-- SELECTED TEXT follows --

Petra takes Camille hang-gliding, and though Camille is initially reluctant to participate, Petra urges her onward by telling her that night is falling and they will miss their chance if they don't hurry. While hang gliding Camille ends up injuring her knee. Petra takes her home and then massages her, with the massage quickly turning sexual as Petra unbuttons her blouse and takes off Camille's bra. They are interrupted by the university chaplain (David Fox) visiting Camille. Camille passes Petra off as an acquaintance, and when she refuses to leave, excuses her to the chaplain by saying she is a disturbed street kid. Petra leaves in anger and Camille goes to Martin's house, where she has sex with him. However, when Martin leaves to go to a conference, Camille cannot stop herself from fantasizing about Petra and goes to the circus to see her, where the two have sex.

Camille goes to the chaplain seeking guidance, and he is more understanding than she anticipated. She goes to the circus where Petra and the rest of the performers are celebrating an invitation to Circumstance, a festival for Circus performers. She and Petra begin a relationship and they discuss the possibility of Camille joining Petra in the circus. Meanwhile, Martin, who has returned from his trip, waits for Camille in her home and finds the picture of Petra with her number written on it. He goes to the circus and sees Camille and Petra naked in the trailer. After Camille leaves without seeing him he introduces himself to Petra and then leaves, but not before hitting the outside of her trailer in anger, scaring Petra.

-- SELECTED TEXT concluded --

**REQUIRED WORK:**
[1] Reproduce the plot summary word for word, starting at "Camille goes to the" and ending at "anger, scaring Petra.".
[2] List every character the plot summary refers to only by a first name.

-- DATA TO EXAMINE follows --

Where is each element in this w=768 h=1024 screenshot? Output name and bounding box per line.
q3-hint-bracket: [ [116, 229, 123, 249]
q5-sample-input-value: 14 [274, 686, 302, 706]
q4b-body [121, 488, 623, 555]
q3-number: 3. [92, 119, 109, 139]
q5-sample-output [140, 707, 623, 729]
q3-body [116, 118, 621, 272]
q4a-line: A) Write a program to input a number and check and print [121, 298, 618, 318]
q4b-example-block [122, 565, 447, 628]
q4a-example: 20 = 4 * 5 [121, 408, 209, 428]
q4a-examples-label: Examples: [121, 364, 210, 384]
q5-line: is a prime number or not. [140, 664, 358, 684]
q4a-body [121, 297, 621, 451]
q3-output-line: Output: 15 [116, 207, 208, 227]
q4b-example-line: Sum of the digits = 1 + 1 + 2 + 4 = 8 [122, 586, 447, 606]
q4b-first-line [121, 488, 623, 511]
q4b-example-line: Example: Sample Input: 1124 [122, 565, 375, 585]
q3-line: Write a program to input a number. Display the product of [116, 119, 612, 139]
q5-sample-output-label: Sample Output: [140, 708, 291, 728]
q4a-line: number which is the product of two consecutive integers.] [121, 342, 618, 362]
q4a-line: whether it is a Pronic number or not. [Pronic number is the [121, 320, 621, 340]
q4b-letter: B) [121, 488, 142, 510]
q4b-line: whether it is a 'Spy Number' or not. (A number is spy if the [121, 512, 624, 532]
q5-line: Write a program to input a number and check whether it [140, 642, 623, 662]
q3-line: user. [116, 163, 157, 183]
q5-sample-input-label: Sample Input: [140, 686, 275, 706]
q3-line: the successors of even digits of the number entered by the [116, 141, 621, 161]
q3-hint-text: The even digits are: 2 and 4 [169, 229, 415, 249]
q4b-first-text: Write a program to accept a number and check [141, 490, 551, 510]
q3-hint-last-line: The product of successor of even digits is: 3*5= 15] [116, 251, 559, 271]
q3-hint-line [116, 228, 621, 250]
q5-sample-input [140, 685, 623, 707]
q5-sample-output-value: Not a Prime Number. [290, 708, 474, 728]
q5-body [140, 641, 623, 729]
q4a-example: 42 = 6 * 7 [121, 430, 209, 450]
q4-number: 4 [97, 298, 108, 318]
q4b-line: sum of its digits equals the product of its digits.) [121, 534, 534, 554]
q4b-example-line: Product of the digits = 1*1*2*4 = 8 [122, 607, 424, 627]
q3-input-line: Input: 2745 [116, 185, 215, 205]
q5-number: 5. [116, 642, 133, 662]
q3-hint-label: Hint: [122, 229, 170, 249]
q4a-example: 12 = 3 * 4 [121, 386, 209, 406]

-- DATA TO EXAMINE concluded --

**ANSWERS TO THE EXERCISE:**
[1]
Camille goes to the chaplain seeking guidance, and he is more understanding than she anticipated. She goes to the circus where Petra and the rest of the performers are celebrating an invitation to Circumstance, a festival for Circus performers. She and Petra begin a relationship and they discuss the possibility of Camille joining Petra in the circus. Meanwhile, Martin, who has returned from his trip, waits for Camille in her home and finds the picture of Petra with her number written on it. He goes to the circus and sees Camille and Petra naked in the trailer. After Camille leaves without seeing him he introduces himself to Petra and then leaves, but not before hitting the outside of her trailer in anger, scaring Petra.

[2]
Petra
Camille
Martin